== The records ==

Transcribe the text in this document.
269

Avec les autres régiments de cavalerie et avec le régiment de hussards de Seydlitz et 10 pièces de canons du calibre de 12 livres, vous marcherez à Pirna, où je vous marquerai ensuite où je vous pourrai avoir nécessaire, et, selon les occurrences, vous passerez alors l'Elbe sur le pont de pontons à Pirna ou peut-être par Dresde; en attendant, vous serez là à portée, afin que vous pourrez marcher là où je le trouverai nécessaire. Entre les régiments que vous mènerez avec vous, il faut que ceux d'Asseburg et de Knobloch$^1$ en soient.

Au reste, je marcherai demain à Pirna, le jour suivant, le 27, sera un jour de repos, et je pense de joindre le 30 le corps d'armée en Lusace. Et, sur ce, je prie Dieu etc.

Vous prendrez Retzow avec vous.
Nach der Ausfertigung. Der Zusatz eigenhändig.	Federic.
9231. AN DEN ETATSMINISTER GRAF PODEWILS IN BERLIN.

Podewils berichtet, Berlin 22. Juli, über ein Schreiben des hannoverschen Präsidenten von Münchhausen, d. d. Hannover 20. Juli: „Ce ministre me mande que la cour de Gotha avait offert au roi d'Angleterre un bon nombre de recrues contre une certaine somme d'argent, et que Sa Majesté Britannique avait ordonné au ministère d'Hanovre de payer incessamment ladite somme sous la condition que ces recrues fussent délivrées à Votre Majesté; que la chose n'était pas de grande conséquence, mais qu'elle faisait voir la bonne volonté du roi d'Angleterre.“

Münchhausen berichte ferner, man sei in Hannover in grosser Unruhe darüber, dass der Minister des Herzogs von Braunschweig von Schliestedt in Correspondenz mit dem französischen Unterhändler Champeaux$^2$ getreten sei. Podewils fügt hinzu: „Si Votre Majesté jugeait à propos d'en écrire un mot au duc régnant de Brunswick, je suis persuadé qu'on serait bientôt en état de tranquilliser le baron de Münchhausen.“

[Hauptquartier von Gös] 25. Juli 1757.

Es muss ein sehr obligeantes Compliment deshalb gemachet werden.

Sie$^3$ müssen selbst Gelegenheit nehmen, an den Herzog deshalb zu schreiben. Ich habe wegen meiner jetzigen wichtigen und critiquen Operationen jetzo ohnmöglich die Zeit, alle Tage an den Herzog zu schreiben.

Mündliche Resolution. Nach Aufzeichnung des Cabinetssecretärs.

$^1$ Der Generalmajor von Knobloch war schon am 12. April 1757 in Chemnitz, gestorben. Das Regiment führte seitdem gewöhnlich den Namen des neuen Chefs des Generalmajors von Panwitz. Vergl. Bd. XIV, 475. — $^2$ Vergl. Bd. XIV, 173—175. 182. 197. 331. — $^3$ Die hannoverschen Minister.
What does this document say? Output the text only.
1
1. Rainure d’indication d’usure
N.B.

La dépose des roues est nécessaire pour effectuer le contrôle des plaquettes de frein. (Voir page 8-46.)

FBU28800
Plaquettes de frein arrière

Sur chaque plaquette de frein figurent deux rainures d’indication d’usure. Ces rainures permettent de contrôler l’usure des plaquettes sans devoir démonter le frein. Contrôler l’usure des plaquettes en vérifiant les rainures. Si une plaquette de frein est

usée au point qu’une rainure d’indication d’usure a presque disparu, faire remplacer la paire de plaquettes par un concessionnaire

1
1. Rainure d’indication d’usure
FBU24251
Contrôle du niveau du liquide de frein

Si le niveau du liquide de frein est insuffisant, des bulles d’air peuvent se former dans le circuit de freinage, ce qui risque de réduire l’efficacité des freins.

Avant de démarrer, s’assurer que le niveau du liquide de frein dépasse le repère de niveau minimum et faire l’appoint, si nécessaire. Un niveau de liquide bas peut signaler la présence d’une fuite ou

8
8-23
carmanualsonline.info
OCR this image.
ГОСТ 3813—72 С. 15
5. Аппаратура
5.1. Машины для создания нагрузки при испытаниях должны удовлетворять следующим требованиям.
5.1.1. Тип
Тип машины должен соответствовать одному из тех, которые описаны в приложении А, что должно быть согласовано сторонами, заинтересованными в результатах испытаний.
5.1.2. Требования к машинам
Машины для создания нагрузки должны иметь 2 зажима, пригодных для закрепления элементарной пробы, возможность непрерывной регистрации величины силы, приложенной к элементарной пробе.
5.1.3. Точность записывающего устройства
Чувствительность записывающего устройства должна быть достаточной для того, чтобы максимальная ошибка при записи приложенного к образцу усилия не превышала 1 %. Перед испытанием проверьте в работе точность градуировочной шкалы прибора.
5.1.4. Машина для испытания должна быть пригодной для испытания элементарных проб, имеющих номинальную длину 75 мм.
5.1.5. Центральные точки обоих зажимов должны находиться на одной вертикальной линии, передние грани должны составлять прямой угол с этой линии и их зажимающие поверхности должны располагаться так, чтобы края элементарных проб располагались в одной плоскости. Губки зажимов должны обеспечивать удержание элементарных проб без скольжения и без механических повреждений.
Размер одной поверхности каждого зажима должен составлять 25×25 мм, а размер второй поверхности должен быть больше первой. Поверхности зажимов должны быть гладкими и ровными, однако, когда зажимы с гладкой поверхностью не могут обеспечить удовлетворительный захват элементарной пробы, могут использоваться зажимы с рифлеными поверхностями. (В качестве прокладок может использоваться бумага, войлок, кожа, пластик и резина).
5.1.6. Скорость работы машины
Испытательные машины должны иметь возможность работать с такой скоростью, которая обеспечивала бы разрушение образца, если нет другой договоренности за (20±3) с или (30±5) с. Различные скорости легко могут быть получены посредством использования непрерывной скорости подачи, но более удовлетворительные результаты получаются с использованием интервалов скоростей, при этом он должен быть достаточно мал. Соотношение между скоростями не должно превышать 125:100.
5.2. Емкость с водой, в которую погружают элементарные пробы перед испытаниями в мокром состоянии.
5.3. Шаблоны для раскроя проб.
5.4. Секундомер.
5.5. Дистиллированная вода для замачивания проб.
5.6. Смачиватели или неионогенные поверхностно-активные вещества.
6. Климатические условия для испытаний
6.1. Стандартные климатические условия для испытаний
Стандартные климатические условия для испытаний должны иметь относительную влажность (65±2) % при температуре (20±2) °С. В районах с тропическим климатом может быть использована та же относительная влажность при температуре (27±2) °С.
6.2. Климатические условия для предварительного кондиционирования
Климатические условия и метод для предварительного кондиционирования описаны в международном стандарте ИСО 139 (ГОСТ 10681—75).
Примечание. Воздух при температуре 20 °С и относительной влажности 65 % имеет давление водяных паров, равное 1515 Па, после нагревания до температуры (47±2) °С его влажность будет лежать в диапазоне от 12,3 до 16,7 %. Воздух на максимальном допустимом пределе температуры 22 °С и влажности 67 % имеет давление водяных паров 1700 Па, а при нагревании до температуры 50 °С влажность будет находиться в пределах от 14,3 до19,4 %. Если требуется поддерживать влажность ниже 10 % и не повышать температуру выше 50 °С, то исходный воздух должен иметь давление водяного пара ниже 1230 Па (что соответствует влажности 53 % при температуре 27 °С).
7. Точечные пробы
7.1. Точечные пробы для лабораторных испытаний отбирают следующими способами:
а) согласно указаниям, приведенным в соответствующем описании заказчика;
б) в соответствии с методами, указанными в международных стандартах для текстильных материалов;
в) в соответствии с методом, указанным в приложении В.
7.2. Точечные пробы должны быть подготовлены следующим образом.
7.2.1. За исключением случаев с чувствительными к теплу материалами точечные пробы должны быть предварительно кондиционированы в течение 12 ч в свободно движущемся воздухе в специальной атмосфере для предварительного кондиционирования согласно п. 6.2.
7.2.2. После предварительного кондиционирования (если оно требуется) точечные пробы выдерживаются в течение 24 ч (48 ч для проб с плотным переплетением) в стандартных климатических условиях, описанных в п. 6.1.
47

===

What needs to be done:
Repeat the records above exactly, leaving none out.

Exercise response:
Transcribe the text in this document.
269

Avec les autres régiments de cavalerie et avec le régiment de hussards de Seydlitz et 10 pièces de canons du calibre de 12 livres, vous marcherez à Pirna, où je vous marquerai ensuite où je vous pourrai avoir nécessaire, et, selon les occurrences, vous passerez alors l'Elbe sur le pont de pontons à Pirna ou peut-être par Dresde; en attendant, vous serez là à portée, afin que vous pourrez marcher là où je le trouverai nécessaire. Entre les régiments que vous mènerez avec vous, il faut que ceux d'Asseburg et de Knobloch$^1$ en soient.

Au reste, je marcherai demain à Pirna, le jour suivant, le 27, sera un jour de repos, et je pense de joindre le 30 le corps d'armée en Lusace. Et, sur ce, je prie Dieu etc.

Vous prendrez Retzow avec vous.
Nach der Ausfertigung. Der Zusatz eigenhändig.	Federic.
9231. AN DEN ETATSMINISTER GRAF PODEWILS IN BERLIN.

Podewils berichtet, Berlin 22. Juli, über ein Schreiben des hannoverschen Präsidenten von Münchhausen, d. d. Hannover 20. Juli: „Ce ministre me mande que la cour de Gotha avait offert au roi d'Angleterre un bon nombre de recrues contre une certaine somme d'argent, et que Sa Majesté Britannique avait ordonné au ministère d'Hanovre de payer incessamment ladite somme sous la condition que ces recrues fussent délivrées à Votre Majesté; que la chose n'était pas de grande conséquence, mais qu'elle faisait voir la bonne volonté du roi d'Angleterre.“

Münchhausen berichte ferner, man sei in Hannover in grosser Unruhe darüber, dass der Minister des Herzogs von Braunschweig von Schliestedt in Correspondenz mit dem französischen Unterhändler Champeaux$^2$ getreten sei. Podewils fügt hinzu: „Si Votre Majesté jugeait à propos d'en écrire un mot au duc régnant de Brunswick, je suis persuadé qu'on serait bientôt en état de tranquilliser le baron de Münchhausen.“

[Hauptquartier von Gös] 25. Juli 1757.

Es muss ein sehr obligeantes Compliment deshalb gemachet werden.

Sie$^3$ müssen selbst Gelegenheit nehmen, an den Herzog deshalb zu schreiben. Ich habe wegen meiner jetzigen wichtigen und critiquen Operationen jetzo ohnmöglich die Zeit, alle Tage an den Herzog zu schreiben.

Mündliche Resolution. Nach Aufzeichnung des Cabinetssecretärs.

$^1$ Der Generalmajor von Knobloch war schon am 12. April 1757 in Chemnitz, gestorben. Das Regiment führte seitdem gewöhnlich den Namen des neuen Chefs des Generalmajors von Panwitz. Vergl. Bd. XIV, 475. — $^2$ Vergl. Bd. XIV, 173—175. 182. 197. 331. — $^3$ Die hannoverschen Minister.
What does this document say? Output the text only.
1
1. Rainure d’indication d’usure
N.B.

La dépose des roues est nécessaire pour effectuer le contrôle des plaquettes de frein. (Voir page 8-46.)

FBU28800
Plaquettes de frein arrière

Sur chaque plaquette de frein figurent deux rainures d’indication d’usure. Ces rainures permettent de contrôler l’usure des plaquettes sans devoir démonter le frein. Contrôler l’usure des plaquettes en vérifiant les rainures. Si une plaquette de frein est

usée au point qu’une rainure d’indication d’usure a presque disparu, faire remplacer la paire de plaquettes par un concessionnaire

1
1. Rainure d’indication d’usure
FBU24251
Contrôle du niveau du liquide de frein

Si le niveau du liquide de frein est insuffisant, des bulles d’air peuvent se former dans le circuit de freinage, ce qui risque de réduire l’efficacité des freins.

Avant de démarrer, s’assurer que le niveau du liquide de frein dépasse le repère de niveau minimum et faire l’appoint, si nécessaire. Un niveau de liquide bas peut signaler la présence d’une fuite ou

8
8-23
carmanualsonline.info
OCR this image.
ГОСТ 3813—72 С. 15
5. Аппаратура
5.1. Машины для создания нагрузки при испытаниях должны удовлетворять следующим требованиям.
5.1.1. Тип
Тип машины должен соответствовать одному из тех, которые описаны в приложении А, что должно быть согласовано сторонами, заинтересованными в результатах испытаний.
5.1.2. Требования к машинам
Машины для создания нагрузки должны иметь 2 зажима, пригодных для закрепления элементарной пробы, возможность непрерывной регистрации величины силы, приложенной к элементарной пробе.
5.1.3. Точность записывающего устройства
Чувствительность записывающего устройства должна быть достаточной для того, чтобы максимальная ошибка при записи приложенного к образцу усилия не превышала 1 %. Перед испытанием проверьте в работе точность градуировочной шкалы прибора.
5.1.4. Машина для испытания должна быть пригодной для испытания элементарных проб, имеющих номинальную длину 75 мм.
5.1.5. Центральные точки обоих зажимов должны находиться на одной вертикальной линии, передние грани должны составлять прямой угол с этой линии и их зажимающие поверхности должны располагаться так, чтобы края элементарных проб располагались в одной плоскости. Губки зажимов должны обеспечивать удержание элементарных проб без скольжения и без механических повреждений.
Размер одной поверхности каждого зажима должен составлять 25×25 мм, а размер второй поверхности должен быть больше первой. Поверхности зажимов должны быть гладкими и ровными, однако, когда зажимы с гладкой поверхностью не могут обеспечить удовлетворительный захват элементарной пробы, могут использоваться зажимы с рифлеными поверхностями. (В качестве прокладок может использоваться бумага, войлок, кожа, пластик и резина).
5.1.6. Скорость работы машины
Испытательные машины должны иметь возможность работать с такой скоростью, которая обеспечивала бы разрушение образца, если нет другой договоренности за (20±3) с или (30±5) с. Различные скорости легко могут быть получены посредством использования непрерывной скорости подачи, но более удовлетворительные результаты получаются с использованием интервалов скоростей, при этом он должен быть достаточно мал. Соотношение между скоростями не должно превышать 125:100.
5.2. Емкость с водой, в которую погружают элементарные пробы перед испытаниями в мокром состоянии.
5.3. Шаблоны для раскроя проб.
5.4. Секундомер.
5.5. Дистиллированная вода для замачивания проб.
5.6. Смачиватели или неионогенные поверхностно-активные вещества.
6. Климатические условия для испытаний
6.1. Стандартные климатические условия для испытаний
Стандартные климатические условия для испытаний должны иметь относительную влажность (65±2) % при температуре (20±2) °С. В районах с тропическим климатом может быть использована та же относительная влажность при температуре (27±2) °С.
6.2. Климатические условия для предварительного кондиционирования
Климатические условия и метод для предварительного кондиционирования описаны в международном стандарте ИСО 139 (ГОСТ 10681—75).
Примечание. Воздух при температуре 20 °С и относительной влажности 65 % имеет давление водяных паров, равное 1515 Па, после нагревания до температуры (47±2) °С его влажность будет лежать в диапазоне от 12,3 до 16,7 %. Воздух на максимальном допустимом пределе температуры 22 °С и влажности 67 % имеет давление водяных паров 1700 Па, а при нагревании до температуры 50 °С влажность будет находиться в пределах от 14,3 до19,4 %. Если требуется поддерживать влажность ниже 10 % и не повышать температуру выше 50 °С, то исходный воздух должен иметь давление водяного пара ниже 1230 Па (что соответствует влажности 53 % при температуре 27 °С).
7. Точечные пробы
7.1. Точечные пробы для лабораторных испытаний отбирают следующими способами:
а) согласно указаниям, приведенным в соответствующем описании заказчика;
б) в соответствии с методами, указанными в международных стандартах для текстильных материалов;
в) в соответствии с методом, указанным в приложении В.
7.2. Точечные пробы должны быть подготовлены следующим образом.
7.2.1. За исключением случаев с чувствительными к теплу материалами точечные пробы должны быть предварительно кондиционированы в течение 12 ч в свободно движущемся воздухе в специальной атмосфере для предварительного кондиционирования согласно п. 6.2.
7.2.2. После предварительного кондиционирования (если оно требуется) точечные пробы выдерживаются в течение 24 ч (48 ч для проб с плотным переплетением) в стандартных климатических условиях, описанных в п. 6.1.
47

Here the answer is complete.